Data entries:
begin
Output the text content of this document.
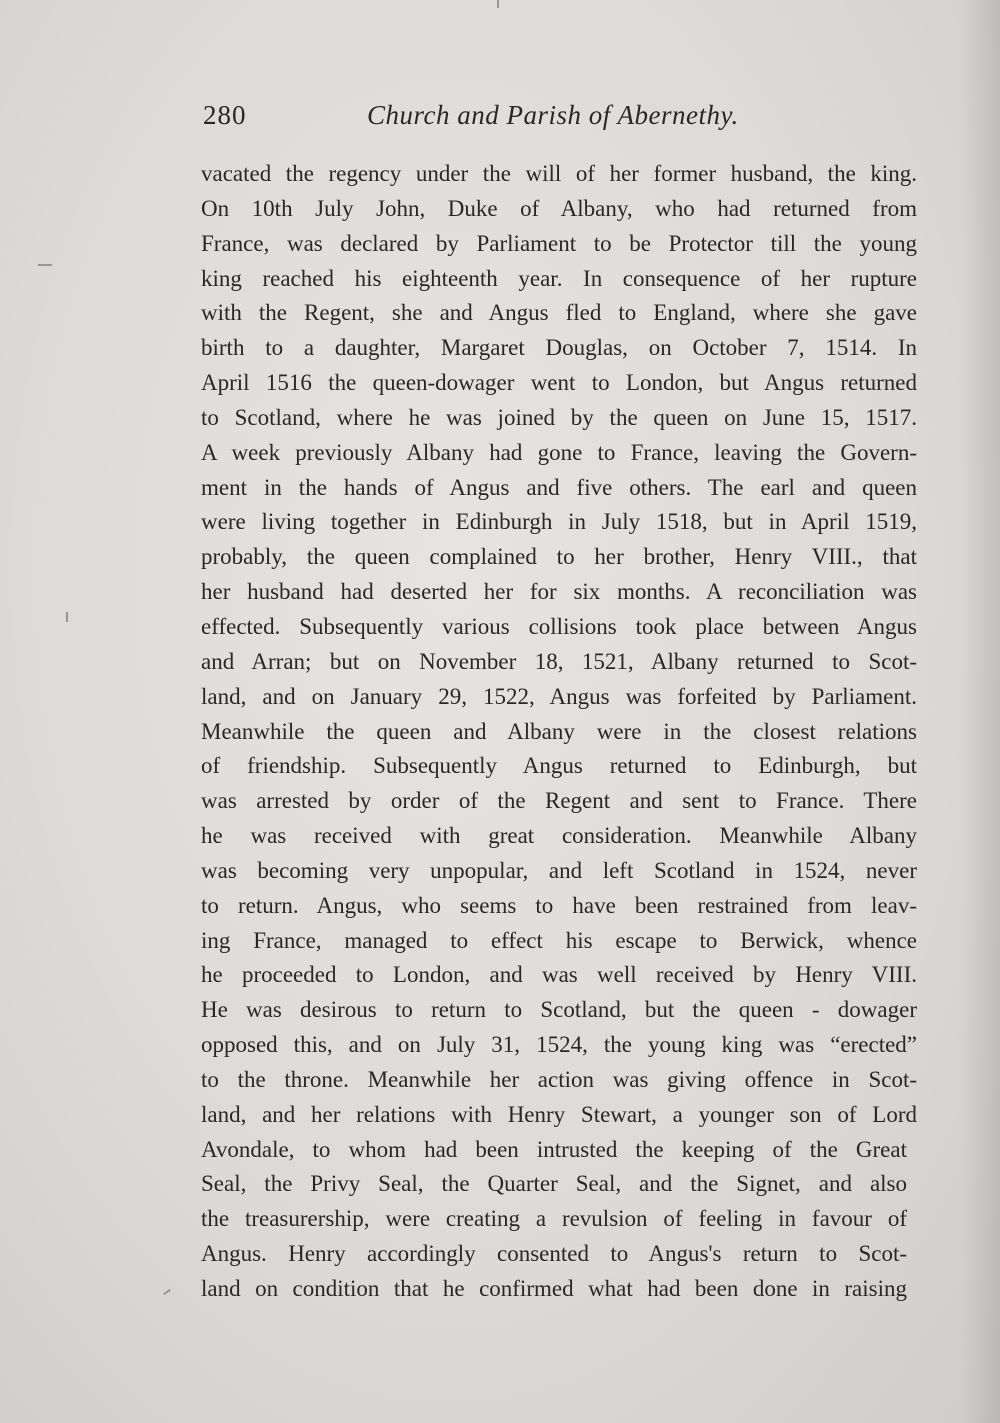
280	Church and Parish of Abernethy.
vacated the regency under the will of her former husband, the king.
On 10th July John, Duke of Albany, who had returned from
France, was declared by Parliament to be Protector till the young
king reached his eighteenth year. In consequence of her rupture
with the Regent, she and Angus fled to England, where she gave
birth to a daughter, Margaret Douglas, on October 7, 1514. In
April 1516 the queen-dowager went to London, but Angus returned
to Scotland, where he was joined by the queen on June 15, 1517.
A week previously Albany had gone to France, leaving the Govern-
ment in the hands of Angus and five others. The earl and queen
were living together in Edinburgh in July 1518, but in April 1519,
probably, the queen complained to her brother, Henry VIII., that
her husband had deserted her for six months. A reconciliation was
effected. Subsequently various collisions took place between Angus
and Arran; but on November 18, 1521, Albany returned to Scot-
land, and on January 29, 1522, Angus was forfeited by Parliament.
Meanwhile the queen and Albany were in the closest relations
of friendship. Subsequently Angus returned to Edinburgh, but
was arrested by order of the Regent and sent to France. There
he was received with great consideration. Meanwhile Albany
was becoming very unpopular, and left Scotland in 1524, never
to return. Angus, who seems to have been restrained from leav-
ing France, managed to effect his escape to Berwick, whence
he proceeded to London, and was well received by Henry VIII.
He was desirous to return to Scotland, but the queen - dowager
opposed this, and on July 31, 1524, the young king was “erected”
to the throne. Meanwhile her action was giving offence in Scot-
land, and her relations with Henry Stewart, a younger son of Lord
Avondale, to whom had been intrusted the keeping of the Great
Seal, the Privy Seal, the Quarter Seal, and the Signet, and also
the treasurership, were creating a revulsion of feeling in favour of
Angus. Henry accordingly consented to Angus's return to Scot-
land on condition that he confirmed what had been done in raising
end
- [EXERCISE]: Pictures in the records above are left out; print everything else exactly as written.

- [OUTPUT]:
Output the text content of this document.
280	Church and Parish of Abernethy.
vacated the regency under the will of her former husband, the king.
On 10th July John, Duke of Albany, who had returned from
France, was declared by Parliament to be Protector till the young
king reached his eighteenth year. In consequence of her rupture
with the Regent, she and Angus fled to England, where she gave
birth to a daughter, Margaret Douglas, on October 7, 1514. In
April 1516 the queen-dowager went to London, but Angus returned
to Scotland, where he was joined by the queen on June 15, 1517.
A week previously Albany had gone to France, leaving the Govern-
ment in the hands of Angus and five others. The earl and queen
were living together in Edinburgh in July 1518, but in April 1519,
probably, the queen complained to her brother, Henry VIII., that
her husband had deserted her for six months. A reconciliation was
effected. Subsequently various collisions took place between Angus
and Arran; but on November 18, 1521, Albany returned to Scot-
land, and on January 29, 1522, Angus was forfeited by Parliament.
Meanwhile the queen and Albany were in the closest relations
of friendship. Subsequently Angus returned to Edinburgh, but
was arrested by order of the Regent and sent to France. There
he was received with great consideration. Meanwhile Albany
was becoming very unpopular, and left Scotland in 1524, never
to return. Angus, who seems to have been restrained from leav-
ing France, managed to effect his escape to Berwick, whence
he proceeded to London, and was well received by Henry VIII.
He was desirous to return to Scotland, but the queen - dowager
opposed this, and on July 31, 1524, the young king was “erected”
to the throne. Meanwhile her action was giving offence in Scot-
land, and her relations with Henry Stewart, a younger son of Lord
Avondale, to whom had been intrusted the keeping of the Great
Seal, the Privy Seal, the Quarter Seal, and the Signet, and also
the treasurership, were creating a revulsion of feeling in favour of
Angus. Henry accordingly consented to Angus's return to Scot-
land on condition that he confirmed what had been done in raising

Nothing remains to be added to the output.